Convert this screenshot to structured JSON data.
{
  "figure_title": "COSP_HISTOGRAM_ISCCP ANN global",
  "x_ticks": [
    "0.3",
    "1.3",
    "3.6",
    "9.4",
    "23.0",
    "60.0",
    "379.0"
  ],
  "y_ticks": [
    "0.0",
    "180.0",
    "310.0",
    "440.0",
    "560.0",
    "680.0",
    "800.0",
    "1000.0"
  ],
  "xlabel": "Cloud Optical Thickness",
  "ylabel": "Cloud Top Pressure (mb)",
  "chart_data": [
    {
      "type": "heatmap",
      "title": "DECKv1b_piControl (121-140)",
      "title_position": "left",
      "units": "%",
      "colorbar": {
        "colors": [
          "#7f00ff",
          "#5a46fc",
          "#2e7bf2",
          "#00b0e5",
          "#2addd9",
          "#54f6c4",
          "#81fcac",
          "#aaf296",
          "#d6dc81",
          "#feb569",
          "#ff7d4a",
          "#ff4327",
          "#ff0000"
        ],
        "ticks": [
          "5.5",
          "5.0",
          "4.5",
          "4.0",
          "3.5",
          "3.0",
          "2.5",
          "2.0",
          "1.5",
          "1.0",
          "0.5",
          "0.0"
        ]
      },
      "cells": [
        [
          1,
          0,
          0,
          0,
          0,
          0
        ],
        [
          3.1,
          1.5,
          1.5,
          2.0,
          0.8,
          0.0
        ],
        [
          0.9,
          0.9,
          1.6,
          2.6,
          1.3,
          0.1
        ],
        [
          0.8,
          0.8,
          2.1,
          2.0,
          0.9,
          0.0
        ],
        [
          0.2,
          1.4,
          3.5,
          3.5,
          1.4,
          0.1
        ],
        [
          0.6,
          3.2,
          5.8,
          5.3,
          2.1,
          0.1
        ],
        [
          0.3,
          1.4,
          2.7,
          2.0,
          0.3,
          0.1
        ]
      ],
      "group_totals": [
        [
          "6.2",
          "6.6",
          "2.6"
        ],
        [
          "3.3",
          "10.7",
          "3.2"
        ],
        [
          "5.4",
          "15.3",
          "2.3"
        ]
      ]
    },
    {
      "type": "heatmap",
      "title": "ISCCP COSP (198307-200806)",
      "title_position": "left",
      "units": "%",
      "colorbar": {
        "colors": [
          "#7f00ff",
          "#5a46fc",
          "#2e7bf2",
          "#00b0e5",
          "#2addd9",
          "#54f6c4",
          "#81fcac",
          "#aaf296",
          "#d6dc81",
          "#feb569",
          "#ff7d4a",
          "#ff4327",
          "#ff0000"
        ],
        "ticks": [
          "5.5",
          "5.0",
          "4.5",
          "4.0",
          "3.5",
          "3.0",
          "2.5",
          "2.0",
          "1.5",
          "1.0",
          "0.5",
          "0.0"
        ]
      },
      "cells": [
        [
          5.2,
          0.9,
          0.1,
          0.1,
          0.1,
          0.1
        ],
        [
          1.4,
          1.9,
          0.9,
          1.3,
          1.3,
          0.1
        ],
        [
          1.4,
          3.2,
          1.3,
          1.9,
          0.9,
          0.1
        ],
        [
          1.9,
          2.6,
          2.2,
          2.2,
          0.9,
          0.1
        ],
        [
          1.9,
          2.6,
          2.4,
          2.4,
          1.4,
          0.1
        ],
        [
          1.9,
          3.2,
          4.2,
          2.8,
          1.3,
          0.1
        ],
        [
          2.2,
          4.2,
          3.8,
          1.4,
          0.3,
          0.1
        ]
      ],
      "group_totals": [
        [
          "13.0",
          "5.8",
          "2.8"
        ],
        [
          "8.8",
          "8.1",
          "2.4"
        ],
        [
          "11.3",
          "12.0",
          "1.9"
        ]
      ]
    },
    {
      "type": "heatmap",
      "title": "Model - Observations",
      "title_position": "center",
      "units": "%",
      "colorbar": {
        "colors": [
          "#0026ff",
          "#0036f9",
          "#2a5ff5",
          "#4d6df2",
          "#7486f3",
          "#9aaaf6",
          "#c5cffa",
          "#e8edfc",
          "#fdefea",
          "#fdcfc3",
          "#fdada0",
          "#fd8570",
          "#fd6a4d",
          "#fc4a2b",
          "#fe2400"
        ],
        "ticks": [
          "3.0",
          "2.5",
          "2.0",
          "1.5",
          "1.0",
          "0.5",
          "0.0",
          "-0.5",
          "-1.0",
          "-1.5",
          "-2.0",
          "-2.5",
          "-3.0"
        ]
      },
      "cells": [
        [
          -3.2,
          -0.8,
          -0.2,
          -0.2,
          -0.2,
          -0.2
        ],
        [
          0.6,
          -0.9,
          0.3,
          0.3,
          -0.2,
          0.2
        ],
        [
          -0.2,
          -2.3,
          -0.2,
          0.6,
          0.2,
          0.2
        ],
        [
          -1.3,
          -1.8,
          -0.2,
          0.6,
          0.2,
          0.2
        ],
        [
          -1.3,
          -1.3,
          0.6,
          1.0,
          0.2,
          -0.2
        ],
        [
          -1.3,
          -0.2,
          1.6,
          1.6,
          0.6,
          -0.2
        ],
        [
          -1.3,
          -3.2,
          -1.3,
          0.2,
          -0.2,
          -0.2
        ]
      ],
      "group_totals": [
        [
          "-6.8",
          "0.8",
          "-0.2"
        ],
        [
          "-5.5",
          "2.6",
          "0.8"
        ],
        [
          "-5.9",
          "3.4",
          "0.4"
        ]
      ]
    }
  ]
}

* * *

*What the exercise asks:* All of the lines above must be returned exactly.

*Worked answer:*
Convert this screenshot to structured JSON data.
{
  "figure_title": "COSP_HISTOGRAM_ISCCP ANN global",
  "x_ticks": [
    "0.3",
    "1.3",
    "3.6",
    "9.4",
    "23.0",
    "60.0",
    "379.0"
  ],
  "y_ticks": [
    "0.0",
    "180.0",
    "310.0",
    "440.0",
    "560.0",
    "680.0",
    "800.0",
    "1000.0"
  ],
  "xlabel": "Cloud Optical Thickness",
  "ylabel": "Cloud Top Pressure (mb)",
  "chart_data": [
    {
      "type": "heatmap",
      "title": "DECKv1b_piControl (121-140)",
      "title_position": "left",
      "units": "%",
      "colorbar": {
        "colors": [
          "#7f00ff",
          "#5a46fc",
          "#2e7bf2",
          "#00b0e5",
          "#2addd9",
          "#54f6c4",
          "#81fcac",
          "#aaf296",
          "#d6dc81",
          "#feb569",
          "#ff7d4a",
          "#ff4327",
          "#ff0000"
        ],
        "ticks": [
          "5.5",
          "5.0",
          "4.5",
          "4.0",
          "3.5",
          "3.0",
          "2.5",
          "2.0",
          "1.5",
          "1.0",
          "0.5",
          "0.0"
        ]
      },
      "cells": [
        [
          1,
          0,
          0,
          0,
          0,
          0
        ],
        [
          3.1,
          1.5,
          1.5,
          2.0,
          0.8,
          0.0
        ],
        [
          0.9,
          0.9,
          1.6,
          2.6,
          1.3,
          0.1
        ],
        [
          0.8,
          0.8,
          2.1,
          2.0,
          0.9,
          0.0
        ],
        [
          0.2,
          1.4,
          3.5,
          3.5,
          1.4,
          0.1
        ],
        [
          0.6,
          3.2,
          5.8,
          5.3,
          2.1,
          0.1
        ],
        [
          0.3,
          1.4,
          2.7,
          2.0,
          0.3,
          0.1
        ]
      ],
      "group_totals": [
        [
          "6.2",
          "6.6",
          "2.6"
        ],
        [
          "3.3",
          "10.7",
          "3.2"
        ],
        [
          "5.4",
          "15.3",
          "2.3"
        ]
      ]
    },
    {
      "type": "heatmap",
      "title": "ISCCP COSP (198307-200806)",
      "title_position": "left",
      "units": "%",
      "colorbar": {
        "colors": [
          "#7f00ff",
          "#5a46fc",
          "#2e7bf2",
          "#00b0e5",
          "#2addd9",
          "#54f6c4",
          "#81fcac",
          "#aaf296",
          "#d6dc81",
          "#feb569",
          "#ff7d4a",
          "#ff4327",
          "#ff0000"
        ],
        "ticks": [
          "5.5",
          "5.0",
          "4.5",
          "4.0",
          "3.5",
          "3.0",
          "2.5",
          "2.0",
          "1.5",
          "1.0",
          "0.5",
          "0.0"
        ]
      },
      "cells": [
        [
          5.2,
          0.9,
          0.1,
          0.1,
          0.1,
          0.1
        ],
        [
          1.4,
          1.9,
          0.9,
          1.3,
          1.3,
          0.1
        ],
        [
          1.4,
          3.2,
          1.3,
          1.9,
          0.9,
          0.1
        ],
        [
          1.9,
          2.6,
          2.2,
          2.2,
          0.9,
          0.1
        ],
        [
          1.9,
          2.6,
          2.4,
          2.4,
          1.4,
          0.1
        ],
        [
          1.9,
          3.2,
          4.2,
          2.8,
          1.3,
          0.1
        ],
        [
          2.2,
          4.2,
          3.8,
          1.4,
          0.3,
          0.1
        ]
      ],
      "group_totals": [
        [
          "13.0",
          "5.8",
          "2.8"
        ],
        [
          "8.8",
          "8.1",
          "2.4"
        ],
        [
          "11.3",
          "12.0",
          "1.9"
        ]
      ]
    },
    {
      "type": "heatmap",
      "title": "Model - Observations",
      "title_position": "center",
      "units": "%",
      "colorbar": {
        "colors": [
          "#0026ff",
          "#0036f9",
          "#2a5ff5",
          "#4d6df2",
          "#7486f3",
          "#9aaaf6",
          "#c5cffa",
          "#e8edfc",
          "#fdefea",
          "#fdcfc3",
          "#fdada0",
          "#fd8570",
          "#fd6a4d",
          "#fc4a2b",
          "#fe2400"
        ],
        "ticks": [
          "3.0",
          "2.5",
          "2.0",
          "1.5",
          "1.0",
          "0.5",
          "0.0",
          "-0.5",
          "-1.0",
          "-1.5",
          "-2.0",
          "-2.5",
          "-3.0"
        ]
      },
      "cells": [
        [
          -3.2,
          -0.8,
          -0.2,
          -0.2,
          -0.2,
          -0.2
        ],
        [
          0.6,
          -0.9,
          0.3,
          0.3,
          -0.2,
          0.2
        ],
        [
          -0.2,
          -2.3,
          -0.2,
          0.6,
          0.2,
          0.2
        ],
        [
          -1.3,
          -1.8,
          -0.2,
          0.6,
          0.2,
          0.2
        ],
        [
          -1.3,
          -1.3,
          0.6,
          1.0,
          0.2,
          -0.2
        ],
        [
          -1.3,
          -0.2,
          1.6,
          1.6,
          0.6,
          -0.2
        ],
        [
          -1.3,
          -3.2,
          -1.3,
          0.2,
          -0.2,
          -0.2
        ]
      ],
      "group_totals": [
        [
          "-6.8",
          "0.8",
          "-0.2"
        ],
        [
          "-5.5",
          "2.6",
          "0.8"
        ],
        [
          "-5.9",
          "3.4",
          "0.4"
        ]
      ]
    }
  ]
}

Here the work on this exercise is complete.